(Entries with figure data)
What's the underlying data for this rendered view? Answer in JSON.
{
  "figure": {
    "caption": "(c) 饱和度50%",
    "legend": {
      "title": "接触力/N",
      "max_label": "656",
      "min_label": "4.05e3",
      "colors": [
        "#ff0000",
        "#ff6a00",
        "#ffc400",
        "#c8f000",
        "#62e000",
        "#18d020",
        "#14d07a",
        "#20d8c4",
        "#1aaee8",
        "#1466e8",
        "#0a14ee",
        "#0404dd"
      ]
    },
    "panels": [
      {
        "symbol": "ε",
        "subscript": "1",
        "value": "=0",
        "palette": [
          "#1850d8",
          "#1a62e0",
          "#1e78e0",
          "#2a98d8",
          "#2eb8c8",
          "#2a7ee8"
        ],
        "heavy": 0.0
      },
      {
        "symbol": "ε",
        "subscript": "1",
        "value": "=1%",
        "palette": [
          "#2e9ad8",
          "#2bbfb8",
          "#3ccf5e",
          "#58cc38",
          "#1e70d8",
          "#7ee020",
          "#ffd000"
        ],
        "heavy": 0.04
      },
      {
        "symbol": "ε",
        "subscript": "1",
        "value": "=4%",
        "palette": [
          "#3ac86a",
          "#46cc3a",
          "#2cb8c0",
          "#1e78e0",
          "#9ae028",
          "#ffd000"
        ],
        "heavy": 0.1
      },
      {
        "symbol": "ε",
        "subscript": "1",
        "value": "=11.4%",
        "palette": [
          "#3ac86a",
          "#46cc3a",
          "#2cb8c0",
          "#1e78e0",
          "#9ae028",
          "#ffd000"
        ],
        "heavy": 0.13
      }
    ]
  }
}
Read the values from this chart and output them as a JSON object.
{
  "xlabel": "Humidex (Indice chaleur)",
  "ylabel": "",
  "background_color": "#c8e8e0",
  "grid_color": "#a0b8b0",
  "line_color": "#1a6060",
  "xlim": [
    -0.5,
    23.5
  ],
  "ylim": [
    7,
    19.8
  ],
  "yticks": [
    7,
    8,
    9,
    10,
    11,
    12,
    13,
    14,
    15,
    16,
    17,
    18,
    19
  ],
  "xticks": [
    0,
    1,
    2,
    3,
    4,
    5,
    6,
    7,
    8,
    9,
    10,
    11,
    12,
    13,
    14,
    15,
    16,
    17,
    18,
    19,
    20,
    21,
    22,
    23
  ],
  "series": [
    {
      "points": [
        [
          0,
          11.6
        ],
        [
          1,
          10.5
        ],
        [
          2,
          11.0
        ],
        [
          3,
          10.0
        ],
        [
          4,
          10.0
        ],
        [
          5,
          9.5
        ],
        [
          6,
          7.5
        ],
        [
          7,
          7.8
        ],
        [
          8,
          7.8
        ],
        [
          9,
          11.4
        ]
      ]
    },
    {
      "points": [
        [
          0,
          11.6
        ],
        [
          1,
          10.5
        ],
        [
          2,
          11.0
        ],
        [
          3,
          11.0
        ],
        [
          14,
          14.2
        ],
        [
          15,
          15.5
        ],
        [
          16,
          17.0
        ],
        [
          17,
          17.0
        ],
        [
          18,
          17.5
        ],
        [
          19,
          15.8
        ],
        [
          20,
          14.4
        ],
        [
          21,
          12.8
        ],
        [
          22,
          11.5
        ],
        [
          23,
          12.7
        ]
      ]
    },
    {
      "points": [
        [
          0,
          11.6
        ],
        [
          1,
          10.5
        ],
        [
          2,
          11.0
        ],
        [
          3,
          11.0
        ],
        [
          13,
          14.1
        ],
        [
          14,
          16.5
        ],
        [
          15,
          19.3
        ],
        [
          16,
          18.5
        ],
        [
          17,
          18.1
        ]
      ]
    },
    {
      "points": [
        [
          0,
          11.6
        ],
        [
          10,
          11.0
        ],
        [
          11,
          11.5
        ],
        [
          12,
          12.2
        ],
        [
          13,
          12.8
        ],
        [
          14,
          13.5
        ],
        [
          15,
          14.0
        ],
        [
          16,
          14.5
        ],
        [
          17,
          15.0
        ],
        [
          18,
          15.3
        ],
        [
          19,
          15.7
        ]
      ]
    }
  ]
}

SET TASK =
All of the data above should be transcribed exactly.

COMPLETE ANSWER =
What's the underlying data for this rendered view? Answer in JSON.
{
  "figure": {
    "caption": "(c) 饱和度50%",
    "legend": {
      "title": "接触力/N",
      "max_label": "656",
      "min_label": "4.05e3",
      "colors": [
        "#ff0000",
        "#ff6a00",
        "#ffc400",
        "#c8f000",
        "#62e000",
        "#18d020",
        "#14d07a",
        "#20d8c4",
        "#1aaee8",
        "#1466e8",
        "#0a14ee",
        "#0404dd"
      ]
    },
    "panels": [
      {
        "symbol": "ε",
        "subscript": "1",
        "value": "=0",
        "palette": [
          "#1850d8",
          "#1a62e0",
          "#1e78e0",
          "#2a98d8",
          "#2eb8c8",
          "#2a7ee8"
        ],
        "heavy": 0.0
      },
      {
        "symbol": "ε",
        "subscript": "1",
        "value": "=1%",
        "palette": [
          "#2e9ad8",
          "#2bbfb8",
          "#3ccf5e",
          "#58cc38",
          "#1e70d8",
          "#7ee020",
          "#ffd000"
        ],
        "heavy": 0.04
      },
      {
        "symbol": "ε",
        "subscript": "1",
        "value": "=4%",
        "palette": [
          "#3ac86a",
          "#46cc3a",
          "#2cb8c0",
          "#1e78e0",
          "#9ae028",
          "#ffd000"
        ],
        "heavy": 0.1
      },
      {
        "symbol": "ε",
        "subscript": "1",
        "value": "=11.4%",
        "palette": [
          "#3ac86a",
          "#46cc3a",
          "#2cb8c0",
          "#1e78e0",
          "#9ae028",
          "#ffd000"
        ],
        "heavy": 0.13
      }
    ]
  }
}
Read the values from this chart and output them as a JSON object.
{
  "xlabel": "Humidex (Indice chaleur)",
  "ylabel": "",
  "background_color": "#c8e8e0",
  "grid_color": "#a0b8b0",
  "line_color": "#1a6060",
  "xlim": [
    -0.5,
    23.5
  ],
  "ylim": [
    7,
    19.8
  ],
  "yticks": [
    7,
    8,
    9,
    10,
    11,
    12,
    13,
    14,
    15,
    16,
    17,
    18,
    19
  ],
  "xticks": [
    0,
    1,
    2,
    3,
    4,
    5,
    6,
    7,
    8,
    9,
    10,
    11,
    12,
    13,
    14,
    15,
    16,
    17,
    18,
    19,
    20,
    21,
    22,
    23
  ],
  "series": [
    {
      "points": [
        [
          0,
          11.6
        ],
        [
          1,
          10.5
        ],
        [
          2,
          11.0
        ],
        [
          3,
          10.0
        ],
        [
          4,
          10.0
        ],
        [
          5,
          9.5
        ],
        [
          6,
          7.5
        ],
        [
          7,
          7.8
        ],
        [
          8,
          7.8
        ],
        [
          9,
          11.4
        ]
      ]
    },
    {
      "points": [
        [
          0,
          11.6
        ],
        [
          1,
          10.5
        ],
        [
          2,
          11.0
        ],
        [
          3,
          11.0
        ],
        [
          14,
          14.2
        ],
        [
          15,
          15.5
        ],
        [
          16,
          17.0
        ],
        [
          17,
          17.0
        ],
        [
          18,
          17.5
        ],
        [
          19,
          15.8
        ],
        [
          20,
          14.4
        ],
        [
          21,
          12.8
        ],
        [
          22,
          11.5
        ],
        [
          23,
          12.7
        ]
      ]
    },
    {
      "points": [
        [
          0,
          11.6
        ],
        [
          1,
          10.5
        ],
        [
          2,
          11.0
        ],
        [
          3,
          11.0
        ],
        [
          13,
          14.1
        ],
        [
          14,
          16.5
        ],
        [
          15,
          19.3
        ],
        [
          16,
          18.5
        ],
        [
          17,
          18.1
        ]
      ]
    },
    {
      "points": [
        [
          0,
          11.6
        ],
        [
          10,
          11.0
        ],
        [
          11,
          11.5
        ],
        [
          12,
          12.2
        ],
        [
          13,
          12.8
        ],
        [
          14,
          13.5
        ],
        [
          15,
          14.0
        ],
        [
          16,
          14.5
        ],
        [
          17,
          15.0
        ],
        [
          18,
          15.3
        ],
        [
          19,
          15.7
        ]
      ]
    }
  ]
}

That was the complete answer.